# STORED DATA start

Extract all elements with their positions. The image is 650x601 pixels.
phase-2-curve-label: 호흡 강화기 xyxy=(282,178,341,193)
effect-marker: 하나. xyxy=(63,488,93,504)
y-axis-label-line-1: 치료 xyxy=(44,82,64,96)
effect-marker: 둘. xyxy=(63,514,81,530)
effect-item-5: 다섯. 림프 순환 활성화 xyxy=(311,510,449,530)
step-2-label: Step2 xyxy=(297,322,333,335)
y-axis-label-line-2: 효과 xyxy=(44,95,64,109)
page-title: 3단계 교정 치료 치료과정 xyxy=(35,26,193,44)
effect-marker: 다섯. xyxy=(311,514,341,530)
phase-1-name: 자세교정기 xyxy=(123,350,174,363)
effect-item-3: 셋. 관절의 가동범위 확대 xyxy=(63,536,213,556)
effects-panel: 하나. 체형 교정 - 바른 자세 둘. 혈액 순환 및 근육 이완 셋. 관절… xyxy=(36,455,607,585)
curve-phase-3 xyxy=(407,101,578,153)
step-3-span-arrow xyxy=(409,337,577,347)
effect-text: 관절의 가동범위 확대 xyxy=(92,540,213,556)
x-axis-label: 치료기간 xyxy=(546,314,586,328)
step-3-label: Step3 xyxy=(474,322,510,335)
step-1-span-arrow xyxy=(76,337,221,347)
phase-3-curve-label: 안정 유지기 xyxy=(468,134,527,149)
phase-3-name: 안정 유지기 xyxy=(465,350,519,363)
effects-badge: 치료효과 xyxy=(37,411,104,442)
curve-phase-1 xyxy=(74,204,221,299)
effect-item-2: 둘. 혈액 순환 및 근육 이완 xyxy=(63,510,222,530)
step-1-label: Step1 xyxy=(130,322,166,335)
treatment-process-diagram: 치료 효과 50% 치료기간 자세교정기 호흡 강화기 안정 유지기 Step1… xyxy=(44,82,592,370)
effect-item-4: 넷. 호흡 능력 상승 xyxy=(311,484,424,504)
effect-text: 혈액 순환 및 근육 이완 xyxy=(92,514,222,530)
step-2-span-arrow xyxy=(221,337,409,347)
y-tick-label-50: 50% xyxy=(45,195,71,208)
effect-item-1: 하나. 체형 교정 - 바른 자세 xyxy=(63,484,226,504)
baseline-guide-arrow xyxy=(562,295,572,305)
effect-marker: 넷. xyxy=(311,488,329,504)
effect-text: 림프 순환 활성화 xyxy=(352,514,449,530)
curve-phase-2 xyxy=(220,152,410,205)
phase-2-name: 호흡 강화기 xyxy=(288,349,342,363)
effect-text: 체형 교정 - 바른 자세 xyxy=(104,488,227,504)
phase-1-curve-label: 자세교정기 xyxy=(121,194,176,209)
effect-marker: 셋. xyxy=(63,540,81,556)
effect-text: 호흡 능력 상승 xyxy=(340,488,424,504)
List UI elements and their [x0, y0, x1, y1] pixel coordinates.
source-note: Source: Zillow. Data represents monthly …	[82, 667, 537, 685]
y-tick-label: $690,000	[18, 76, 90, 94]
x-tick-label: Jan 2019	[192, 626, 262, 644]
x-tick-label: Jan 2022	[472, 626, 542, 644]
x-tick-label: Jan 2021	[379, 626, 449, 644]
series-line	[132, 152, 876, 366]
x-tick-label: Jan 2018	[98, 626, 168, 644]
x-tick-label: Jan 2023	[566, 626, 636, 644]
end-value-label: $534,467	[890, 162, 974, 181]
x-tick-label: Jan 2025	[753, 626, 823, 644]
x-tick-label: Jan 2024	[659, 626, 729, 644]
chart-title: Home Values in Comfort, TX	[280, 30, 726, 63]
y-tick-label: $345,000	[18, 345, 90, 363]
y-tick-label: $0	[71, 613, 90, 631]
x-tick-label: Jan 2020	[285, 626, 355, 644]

# STORED DATA end

YOUR OBJECTIVE: Which lines above contain the string "자세교정기"? Pull out each of them in full.

SOLUTION TO THIS EXERCISE:
phase-1-name: 자세교정기 xyxy=(123,350,174,363)
treatment-process-diagram: 치료 효과 50% 치료기간 자세교정기 호흡 강화기 안정 유지기 Step1… xyxy=(44,82,592,370)
phase-1-curve-label: 자세교정기 xyxy=(121,194,176,209)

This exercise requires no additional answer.